TASK DETAILS
Reproduce the listing below word for word, with no pictures.

— BEGIN —

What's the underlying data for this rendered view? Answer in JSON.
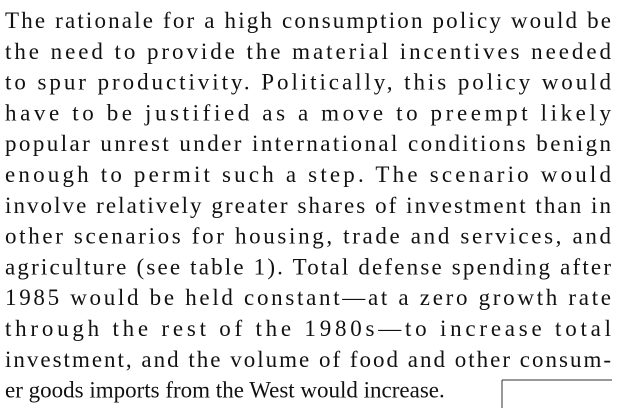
{
  "paragraph": {
    "lines": [
      "The rationale for a high consumption policy would be",
      "the need to provide the material incentives needed",
      "to spur productivity. Politically, this policy would",
      "have to be justified as a move to preempt likely",
      "popular unrest under international conditions benign",
      "enough to permit such a step. The scenario would",
      "involve relatively greater shares of investment than in",
      "other scenarios for housing, trade and services, and",
      "agriculture (see table 1). Total defense spending after",
      "1985 would be held constant—at a zero growth rate",
      "through the rest of the 1980s—to increase total",
      "investment, and the volume of food and other consum-",
      "er goods imports from the West would increase."
    ]
  }
}
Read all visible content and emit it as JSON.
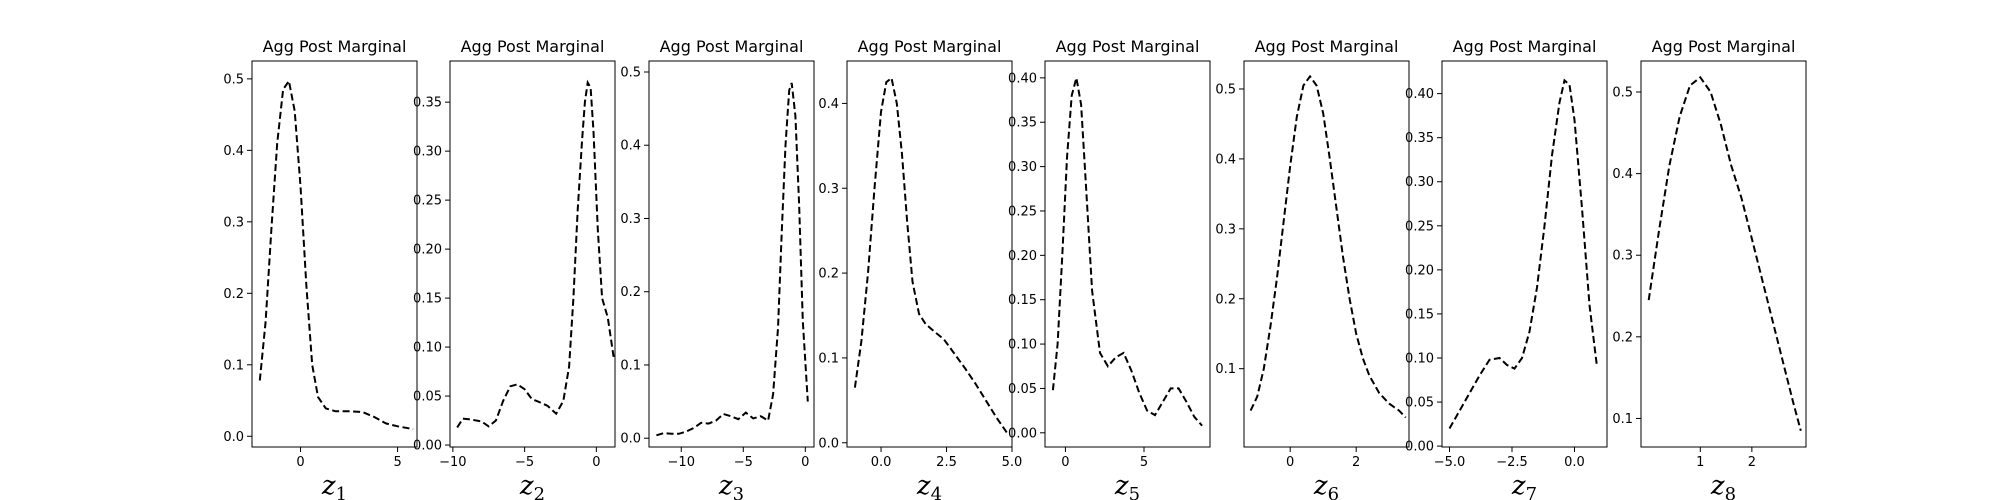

— END —

COMPLETE RESPONSE
What's the underlying data for this rendered view? Answer in JSON.
{
  "paragraph": {
    "lines": [
      "The rationale for a high consumption policy would be",
      "the need to provide the material incentives needed",
      "to spur productivity. Politically, this policy would",
      "have to be justified as a move to preempt likely",
      "popular unrest under international conditions benign",
      "enough to permit such a step. The scenario would",
      "involve relatively greater shares of investment than in",
      "other scenarios for housing, trade and services, and",
      "agriculture (see table 1). Total defense spending after",
      "1985 would be held constant—at a zero growth rate",
      "through the rest of the 1980s—to increase total",
      "investment, and the volume of food and other consum-",
      "er goods imports from the West would increase."
    ]
  }
}
Read all visible content and emit it as JSON.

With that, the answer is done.